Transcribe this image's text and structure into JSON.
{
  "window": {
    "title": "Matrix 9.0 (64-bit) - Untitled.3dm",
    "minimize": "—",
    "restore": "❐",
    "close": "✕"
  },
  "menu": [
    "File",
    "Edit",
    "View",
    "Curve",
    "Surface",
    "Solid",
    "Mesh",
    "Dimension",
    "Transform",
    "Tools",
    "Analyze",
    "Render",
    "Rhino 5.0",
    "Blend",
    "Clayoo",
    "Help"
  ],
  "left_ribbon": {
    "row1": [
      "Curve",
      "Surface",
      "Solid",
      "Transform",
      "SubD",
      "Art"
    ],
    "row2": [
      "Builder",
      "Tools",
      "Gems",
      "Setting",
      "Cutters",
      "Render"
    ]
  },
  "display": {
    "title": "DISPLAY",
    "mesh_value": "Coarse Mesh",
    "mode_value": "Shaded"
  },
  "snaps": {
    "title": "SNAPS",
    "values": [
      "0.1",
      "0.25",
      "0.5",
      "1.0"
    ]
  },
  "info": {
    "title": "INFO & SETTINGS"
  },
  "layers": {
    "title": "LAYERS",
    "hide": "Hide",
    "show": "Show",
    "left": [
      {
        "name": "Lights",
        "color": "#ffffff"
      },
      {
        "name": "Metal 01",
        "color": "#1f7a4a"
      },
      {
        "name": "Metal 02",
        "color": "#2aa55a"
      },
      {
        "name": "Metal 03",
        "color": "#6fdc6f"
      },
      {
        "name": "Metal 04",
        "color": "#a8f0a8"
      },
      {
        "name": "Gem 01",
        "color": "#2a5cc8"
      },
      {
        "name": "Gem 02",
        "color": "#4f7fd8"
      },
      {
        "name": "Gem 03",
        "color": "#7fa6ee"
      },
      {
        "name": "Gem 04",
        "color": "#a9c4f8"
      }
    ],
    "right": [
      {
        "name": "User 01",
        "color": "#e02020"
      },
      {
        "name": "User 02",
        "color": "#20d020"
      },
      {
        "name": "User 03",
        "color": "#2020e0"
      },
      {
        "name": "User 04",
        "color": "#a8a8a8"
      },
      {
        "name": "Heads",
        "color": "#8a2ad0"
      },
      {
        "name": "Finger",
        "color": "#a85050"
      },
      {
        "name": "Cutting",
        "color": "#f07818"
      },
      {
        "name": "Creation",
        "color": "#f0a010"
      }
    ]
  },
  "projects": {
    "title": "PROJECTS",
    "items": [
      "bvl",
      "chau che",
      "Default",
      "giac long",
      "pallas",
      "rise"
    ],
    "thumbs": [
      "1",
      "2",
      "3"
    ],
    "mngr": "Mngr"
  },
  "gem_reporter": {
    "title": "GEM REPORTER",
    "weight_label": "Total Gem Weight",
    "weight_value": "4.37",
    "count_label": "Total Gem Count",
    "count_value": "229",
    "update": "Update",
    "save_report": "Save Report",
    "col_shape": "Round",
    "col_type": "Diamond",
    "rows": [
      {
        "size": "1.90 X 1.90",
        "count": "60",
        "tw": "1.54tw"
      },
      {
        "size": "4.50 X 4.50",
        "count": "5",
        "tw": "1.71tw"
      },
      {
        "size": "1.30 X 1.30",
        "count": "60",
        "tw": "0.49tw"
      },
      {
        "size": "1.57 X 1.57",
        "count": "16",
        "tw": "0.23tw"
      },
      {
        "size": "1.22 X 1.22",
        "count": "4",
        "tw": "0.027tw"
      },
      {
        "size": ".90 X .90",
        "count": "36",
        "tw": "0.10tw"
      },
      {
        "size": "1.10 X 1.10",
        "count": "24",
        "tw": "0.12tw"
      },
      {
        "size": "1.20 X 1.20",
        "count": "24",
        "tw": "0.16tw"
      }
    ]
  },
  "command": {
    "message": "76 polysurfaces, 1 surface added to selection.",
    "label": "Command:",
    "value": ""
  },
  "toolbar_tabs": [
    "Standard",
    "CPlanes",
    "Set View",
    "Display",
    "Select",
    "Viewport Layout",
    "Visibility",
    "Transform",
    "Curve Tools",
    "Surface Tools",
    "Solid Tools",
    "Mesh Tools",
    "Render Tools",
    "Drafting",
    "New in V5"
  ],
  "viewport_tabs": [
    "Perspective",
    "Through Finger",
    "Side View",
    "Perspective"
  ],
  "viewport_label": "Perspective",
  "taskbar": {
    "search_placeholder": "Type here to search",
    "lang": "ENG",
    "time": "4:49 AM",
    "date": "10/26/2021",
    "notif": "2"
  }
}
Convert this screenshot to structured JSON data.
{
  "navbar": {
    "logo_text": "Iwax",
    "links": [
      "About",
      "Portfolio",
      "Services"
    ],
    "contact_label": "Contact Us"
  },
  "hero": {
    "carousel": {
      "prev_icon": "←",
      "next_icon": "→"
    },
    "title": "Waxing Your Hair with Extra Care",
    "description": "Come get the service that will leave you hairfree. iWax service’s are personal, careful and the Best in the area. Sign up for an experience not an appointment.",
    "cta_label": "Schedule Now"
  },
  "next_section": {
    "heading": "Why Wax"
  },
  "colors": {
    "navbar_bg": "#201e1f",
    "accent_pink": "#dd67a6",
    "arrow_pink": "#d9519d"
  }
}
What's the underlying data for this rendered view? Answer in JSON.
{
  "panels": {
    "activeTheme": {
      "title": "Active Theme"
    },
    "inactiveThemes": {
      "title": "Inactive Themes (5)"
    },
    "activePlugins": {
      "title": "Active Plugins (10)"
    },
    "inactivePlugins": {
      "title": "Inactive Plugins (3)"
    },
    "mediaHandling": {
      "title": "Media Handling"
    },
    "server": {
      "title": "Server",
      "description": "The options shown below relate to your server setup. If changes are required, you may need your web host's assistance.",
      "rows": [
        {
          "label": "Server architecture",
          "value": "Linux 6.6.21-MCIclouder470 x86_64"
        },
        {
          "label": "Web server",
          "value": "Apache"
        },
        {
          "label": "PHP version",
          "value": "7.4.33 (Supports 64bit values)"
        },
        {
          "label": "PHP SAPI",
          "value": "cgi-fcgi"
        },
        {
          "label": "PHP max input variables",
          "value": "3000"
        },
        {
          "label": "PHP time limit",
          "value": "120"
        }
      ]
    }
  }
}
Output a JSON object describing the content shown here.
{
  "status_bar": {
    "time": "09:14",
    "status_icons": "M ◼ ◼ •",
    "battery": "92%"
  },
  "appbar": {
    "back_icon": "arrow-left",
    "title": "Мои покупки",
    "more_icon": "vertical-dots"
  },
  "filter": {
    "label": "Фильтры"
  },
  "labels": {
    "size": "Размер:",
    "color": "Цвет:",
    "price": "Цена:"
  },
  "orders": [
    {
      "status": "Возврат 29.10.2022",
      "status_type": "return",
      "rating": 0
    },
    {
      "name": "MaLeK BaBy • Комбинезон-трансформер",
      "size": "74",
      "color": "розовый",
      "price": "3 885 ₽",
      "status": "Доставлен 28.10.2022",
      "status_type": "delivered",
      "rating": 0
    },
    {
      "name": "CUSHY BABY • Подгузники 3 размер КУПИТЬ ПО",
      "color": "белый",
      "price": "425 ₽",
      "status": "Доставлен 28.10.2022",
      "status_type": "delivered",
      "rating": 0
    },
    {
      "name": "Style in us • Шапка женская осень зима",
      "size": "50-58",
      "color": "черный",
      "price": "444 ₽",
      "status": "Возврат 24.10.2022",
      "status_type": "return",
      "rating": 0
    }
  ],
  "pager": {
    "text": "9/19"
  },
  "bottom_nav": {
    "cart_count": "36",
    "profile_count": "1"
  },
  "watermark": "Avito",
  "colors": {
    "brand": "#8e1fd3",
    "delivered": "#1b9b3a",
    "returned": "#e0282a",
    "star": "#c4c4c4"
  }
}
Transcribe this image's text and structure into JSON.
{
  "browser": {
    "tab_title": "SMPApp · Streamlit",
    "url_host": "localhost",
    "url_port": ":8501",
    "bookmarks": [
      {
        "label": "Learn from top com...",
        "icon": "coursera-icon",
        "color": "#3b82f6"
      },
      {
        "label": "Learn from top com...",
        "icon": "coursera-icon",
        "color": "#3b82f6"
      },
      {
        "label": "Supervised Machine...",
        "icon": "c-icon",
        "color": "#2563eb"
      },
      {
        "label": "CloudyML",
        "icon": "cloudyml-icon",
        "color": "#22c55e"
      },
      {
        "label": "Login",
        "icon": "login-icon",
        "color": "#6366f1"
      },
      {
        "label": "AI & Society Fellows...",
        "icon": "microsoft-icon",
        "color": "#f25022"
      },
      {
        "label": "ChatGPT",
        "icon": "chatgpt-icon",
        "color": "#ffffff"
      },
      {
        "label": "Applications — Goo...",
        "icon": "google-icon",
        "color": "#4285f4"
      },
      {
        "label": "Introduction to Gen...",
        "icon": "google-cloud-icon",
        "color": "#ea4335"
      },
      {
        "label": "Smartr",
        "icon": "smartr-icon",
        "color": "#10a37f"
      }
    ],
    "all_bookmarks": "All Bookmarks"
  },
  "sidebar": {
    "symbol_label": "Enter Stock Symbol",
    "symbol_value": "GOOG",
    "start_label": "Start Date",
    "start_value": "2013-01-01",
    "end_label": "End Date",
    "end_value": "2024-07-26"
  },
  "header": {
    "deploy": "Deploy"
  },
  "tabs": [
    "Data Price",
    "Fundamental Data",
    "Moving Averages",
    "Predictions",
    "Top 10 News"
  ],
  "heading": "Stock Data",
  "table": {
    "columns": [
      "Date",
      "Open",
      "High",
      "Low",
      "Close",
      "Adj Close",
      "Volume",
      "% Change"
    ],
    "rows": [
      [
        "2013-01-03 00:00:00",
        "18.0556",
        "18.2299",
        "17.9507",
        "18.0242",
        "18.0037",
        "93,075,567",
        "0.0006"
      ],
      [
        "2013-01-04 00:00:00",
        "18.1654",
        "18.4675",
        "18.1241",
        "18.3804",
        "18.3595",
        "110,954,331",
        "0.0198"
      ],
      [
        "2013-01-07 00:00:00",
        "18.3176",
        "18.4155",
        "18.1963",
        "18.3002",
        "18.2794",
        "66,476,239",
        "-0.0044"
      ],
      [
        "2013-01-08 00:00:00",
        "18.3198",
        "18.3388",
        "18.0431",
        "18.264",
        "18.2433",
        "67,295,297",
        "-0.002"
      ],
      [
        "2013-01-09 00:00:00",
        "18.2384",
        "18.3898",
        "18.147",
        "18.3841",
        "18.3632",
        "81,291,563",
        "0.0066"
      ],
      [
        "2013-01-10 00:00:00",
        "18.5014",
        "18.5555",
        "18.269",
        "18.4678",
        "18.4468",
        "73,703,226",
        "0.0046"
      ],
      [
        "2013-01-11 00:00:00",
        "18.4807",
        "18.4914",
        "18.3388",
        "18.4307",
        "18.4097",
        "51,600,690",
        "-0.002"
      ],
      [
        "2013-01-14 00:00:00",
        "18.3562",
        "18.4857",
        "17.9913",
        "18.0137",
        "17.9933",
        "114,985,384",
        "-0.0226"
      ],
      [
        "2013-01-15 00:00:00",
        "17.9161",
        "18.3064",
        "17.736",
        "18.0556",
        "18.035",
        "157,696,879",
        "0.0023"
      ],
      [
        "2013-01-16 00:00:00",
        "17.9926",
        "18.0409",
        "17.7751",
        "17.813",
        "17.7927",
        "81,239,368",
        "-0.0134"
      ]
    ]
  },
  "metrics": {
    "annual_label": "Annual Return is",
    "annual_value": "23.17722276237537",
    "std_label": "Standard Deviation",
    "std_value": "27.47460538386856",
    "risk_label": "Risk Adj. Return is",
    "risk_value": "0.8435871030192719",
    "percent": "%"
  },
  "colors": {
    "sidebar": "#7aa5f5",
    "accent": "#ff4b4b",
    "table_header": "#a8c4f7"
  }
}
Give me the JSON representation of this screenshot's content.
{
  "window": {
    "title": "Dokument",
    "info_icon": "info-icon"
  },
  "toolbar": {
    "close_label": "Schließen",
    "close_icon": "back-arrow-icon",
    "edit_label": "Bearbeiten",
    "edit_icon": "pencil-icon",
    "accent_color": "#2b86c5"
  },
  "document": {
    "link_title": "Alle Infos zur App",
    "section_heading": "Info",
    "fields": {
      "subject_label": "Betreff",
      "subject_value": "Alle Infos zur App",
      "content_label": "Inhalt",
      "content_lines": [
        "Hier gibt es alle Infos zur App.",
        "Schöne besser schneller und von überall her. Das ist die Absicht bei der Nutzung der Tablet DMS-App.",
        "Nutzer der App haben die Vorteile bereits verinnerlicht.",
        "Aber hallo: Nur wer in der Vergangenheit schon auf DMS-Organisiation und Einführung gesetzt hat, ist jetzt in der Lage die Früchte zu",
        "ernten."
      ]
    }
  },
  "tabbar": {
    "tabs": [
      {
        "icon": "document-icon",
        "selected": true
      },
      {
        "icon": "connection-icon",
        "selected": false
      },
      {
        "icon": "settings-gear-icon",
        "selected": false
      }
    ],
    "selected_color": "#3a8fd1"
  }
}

_ _ _ _ _ _ _

WORK REQUIRED: Search the lines for the string "description" and copy every line that has it.

TASK OUTPUT:
    "description": "Come get the service that will leave you hairfree. iWax service’s are personal, careful and the Best in the area. Sign up for an experience not an appointment.",
      "description": "The options shown below relate to your server setup. If changes are required, you may need your web host's assistance.",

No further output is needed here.